** Written problem **
Drop the pictures from the entries below, then reproduce the rest exactly.

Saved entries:
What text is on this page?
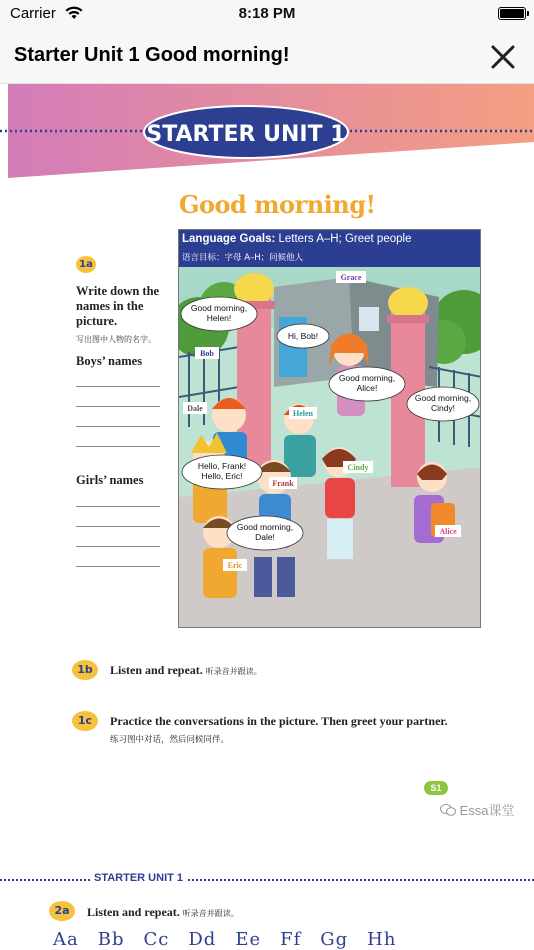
Carrier	8:18 PM
Starter Unit 1 Good morning!
STARTER UNIT 1
Good morning!
1a
Write down the names in the picture.
写出图中人物的名字。
Boys’ names
Girls’ names
Language Goals: Letters A–H; Greet people
语言目标：字母 A–H；问候他人
Good morning,
Helen!
Hi, Bob!
Good morning,
Alice!
Good morning,
Cindy!
Hello, Frank!
Hello, Eric!
Good morning,
Dale!
Grace
Bob
Dale
Helen
Cindy
Frank
Alice
Eric
1b	Listen and repeat. 听录音并跟读。
1c	Practice the conversations in the picture. Then greet your partner.
练习图中对话，然后问候同伴。
S1
Essa课堂
STARTER UNIT 1
2a	Listen and repeat. 听录音并跟读。
Aa Bb Cc Dd Ee Ff Gg Hh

** Response to the task **
What text is on this page?
Carrier	8:18 PM
Starter Unit 1 Good morning!
STARTER UNIT 1
Good morning!
1a
Write down the names in the picture.
写出图中人物的名字。
Boys’ names
Girls’ names
Language Goals: Letters A–H; Greet people
语言目标：字母 A–H；问候他人
Good morning,
Helen!
Hi, Bob!
Good morning,
Alice!
Good morning,
Cindy!
Hello, Frank!
Hello, Eric!
Good morning,
Dale!
Grace
Bob
Dale
Helen
Cindy
Frank
Alice
Eric
1b	Listen and repeat. 听录音并跟读。
1c	Practice the conversations in the picture. Then greet your partner.
练习图中对话，然后问候同伴。
S1
Essa课堂
STARTER UNIT 1
2a	Listen and repeat. 听录音并跟读。
Aa Bb Cc Dd Ee Ff Gg Hh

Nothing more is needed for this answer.